Given exercise - Search the material for the word "serie" and report each line where it turns up.

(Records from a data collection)
= = = = = = =

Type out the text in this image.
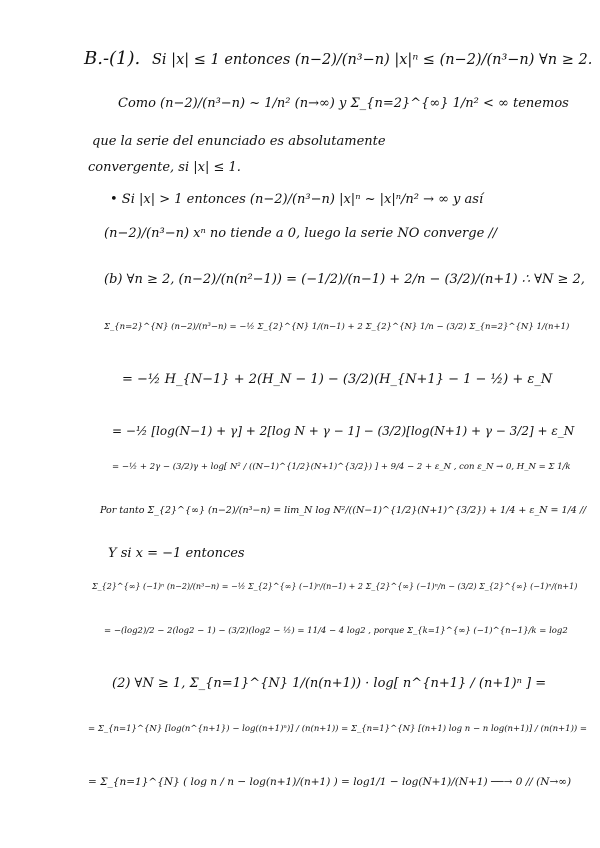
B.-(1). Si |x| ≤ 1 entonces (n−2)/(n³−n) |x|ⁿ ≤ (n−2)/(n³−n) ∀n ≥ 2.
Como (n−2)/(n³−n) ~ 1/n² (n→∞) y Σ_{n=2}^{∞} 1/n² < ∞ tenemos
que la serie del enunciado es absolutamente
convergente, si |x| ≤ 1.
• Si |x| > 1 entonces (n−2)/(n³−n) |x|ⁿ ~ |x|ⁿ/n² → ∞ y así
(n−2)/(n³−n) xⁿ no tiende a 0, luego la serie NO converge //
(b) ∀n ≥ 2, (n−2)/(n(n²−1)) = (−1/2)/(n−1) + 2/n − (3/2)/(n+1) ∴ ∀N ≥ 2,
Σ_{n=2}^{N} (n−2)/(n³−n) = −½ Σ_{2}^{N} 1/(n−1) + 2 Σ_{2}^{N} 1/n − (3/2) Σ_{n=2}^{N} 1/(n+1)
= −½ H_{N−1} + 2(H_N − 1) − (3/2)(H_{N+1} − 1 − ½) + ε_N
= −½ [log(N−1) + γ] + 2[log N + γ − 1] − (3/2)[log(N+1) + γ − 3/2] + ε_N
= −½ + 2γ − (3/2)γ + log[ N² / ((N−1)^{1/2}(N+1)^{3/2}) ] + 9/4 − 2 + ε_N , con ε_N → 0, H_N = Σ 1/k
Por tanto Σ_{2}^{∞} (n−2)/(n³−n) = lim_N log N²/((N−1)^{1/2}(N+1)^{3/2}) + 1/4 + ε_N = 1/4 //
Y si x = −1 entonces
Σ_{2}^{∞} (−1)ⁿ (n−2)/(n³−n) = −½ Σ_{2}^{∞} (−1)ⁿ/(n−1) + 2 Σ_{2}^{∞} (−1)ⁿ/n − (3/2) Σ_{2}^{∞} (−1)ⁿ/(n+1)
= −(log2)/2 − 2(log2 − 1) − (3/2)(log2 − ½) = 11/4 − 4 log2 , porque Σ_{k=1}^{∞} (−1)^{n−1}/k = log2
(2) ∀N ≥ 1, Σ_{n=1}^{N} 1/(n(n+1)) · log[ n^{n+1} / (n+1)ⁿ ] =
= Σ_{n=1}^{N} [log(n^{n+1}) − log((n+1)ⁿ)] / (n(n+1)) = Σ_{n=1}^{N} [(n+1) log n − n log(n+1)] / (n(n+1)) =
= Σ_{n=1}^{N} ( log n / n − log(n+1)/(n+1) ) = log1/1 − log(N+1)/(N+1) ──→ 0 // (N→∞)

= = = = = = =

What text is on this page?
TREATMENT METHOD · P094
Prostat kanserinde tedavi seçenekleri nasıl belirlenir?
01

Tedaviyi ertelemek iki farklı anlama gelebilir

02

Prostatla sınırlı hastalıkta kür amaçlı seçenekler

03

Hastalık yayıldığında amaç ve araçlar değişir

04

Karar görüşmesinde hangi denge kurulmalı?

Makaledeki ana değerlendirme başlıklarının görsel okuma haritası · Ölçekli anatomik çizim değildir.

= = = = = = =

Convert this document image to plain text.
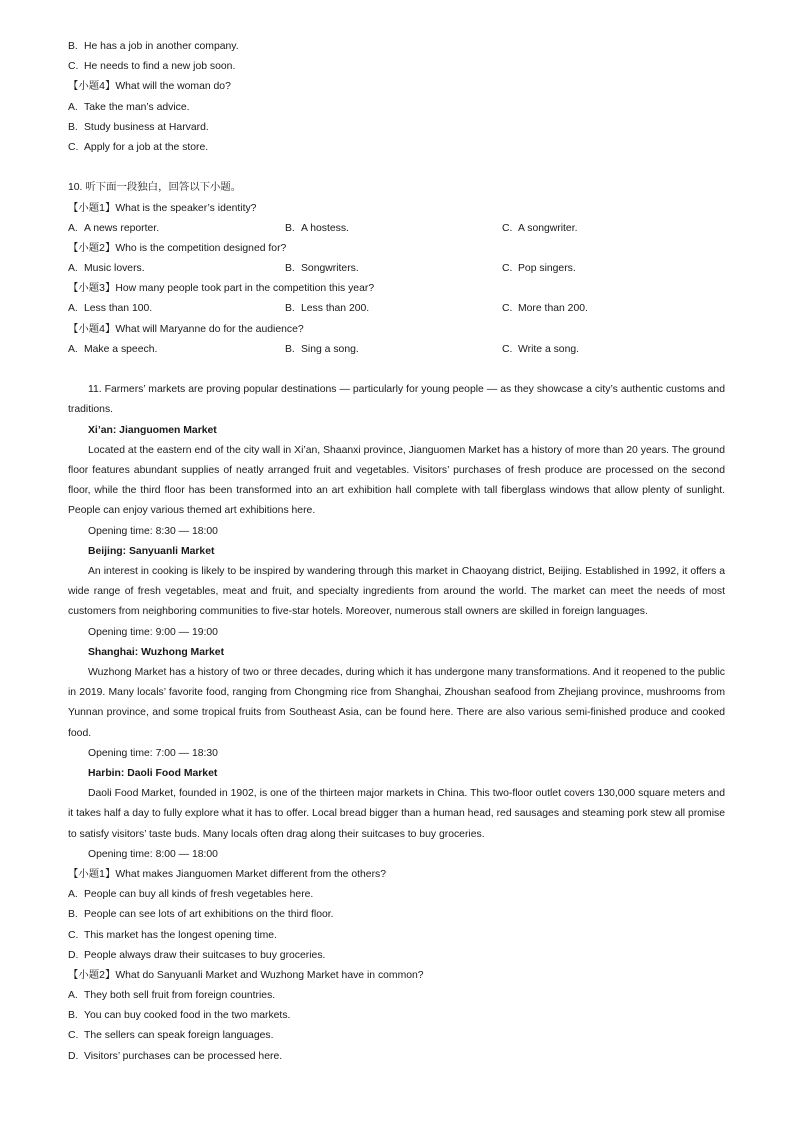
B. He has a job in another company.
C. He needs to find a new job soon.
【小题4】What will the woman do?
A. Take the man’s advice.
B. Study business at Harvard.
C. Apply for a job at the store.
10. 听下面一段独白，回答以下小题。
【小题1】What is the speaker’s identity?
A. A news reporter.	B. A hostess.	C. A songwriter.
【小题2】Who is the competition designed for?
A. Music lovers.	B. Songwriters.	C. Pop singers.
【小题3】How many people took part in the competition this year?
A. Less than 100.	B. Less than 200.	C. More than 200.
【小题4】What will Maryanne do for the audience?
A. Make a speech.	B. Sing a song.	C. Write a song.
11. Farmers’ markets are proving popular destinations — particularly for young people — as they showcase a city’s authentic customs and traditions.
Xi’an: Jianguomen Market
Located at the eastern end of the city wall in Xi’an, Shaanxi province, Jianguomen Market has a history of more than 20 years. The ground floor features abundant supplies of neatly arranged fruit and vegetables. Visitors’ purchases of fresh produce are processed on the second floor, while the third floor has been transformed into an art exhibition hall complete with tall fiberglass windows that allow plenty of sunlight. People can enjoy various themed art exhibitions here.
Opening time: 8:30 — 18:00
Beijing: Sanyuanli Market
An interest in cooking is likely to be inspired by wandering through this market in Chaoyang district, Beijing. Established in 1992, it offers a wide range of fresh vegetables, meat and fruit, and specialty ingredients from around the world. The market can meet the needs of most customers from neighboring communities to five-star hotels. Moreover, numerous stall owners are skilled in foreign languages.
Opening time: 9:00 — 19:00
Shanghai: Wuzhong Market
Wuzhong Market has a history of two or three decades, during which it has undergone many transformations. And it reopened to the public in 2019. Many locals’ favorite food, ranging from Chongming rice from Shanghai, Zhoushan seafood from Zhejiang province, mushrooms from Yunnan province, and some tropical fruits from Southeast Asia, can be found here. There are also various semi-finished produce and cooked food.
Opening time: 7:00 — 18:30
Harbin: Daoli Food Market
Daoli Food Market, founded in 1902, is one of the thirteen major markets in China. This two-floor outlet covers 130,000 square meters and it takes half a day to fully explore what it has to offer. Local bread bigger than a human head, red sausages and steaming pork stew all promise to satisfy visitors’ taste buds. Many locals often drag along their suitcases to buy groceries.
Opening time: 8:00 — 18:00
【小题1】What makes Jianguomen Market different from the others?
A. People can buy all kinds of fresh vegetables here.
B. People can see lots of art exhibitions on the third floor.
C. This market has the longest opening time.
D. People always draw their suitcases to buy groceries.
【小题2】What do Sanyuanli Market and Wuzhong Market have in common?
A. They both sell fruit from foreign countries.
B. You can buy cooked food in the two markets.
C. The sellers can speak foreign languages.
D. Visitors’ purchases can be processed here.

= = = = = = =

Finished task -
que la serie del enunciado es absolutamente
(n−2)/(n³−n) xⁿ no tiende a 0, luego la serie NO converge //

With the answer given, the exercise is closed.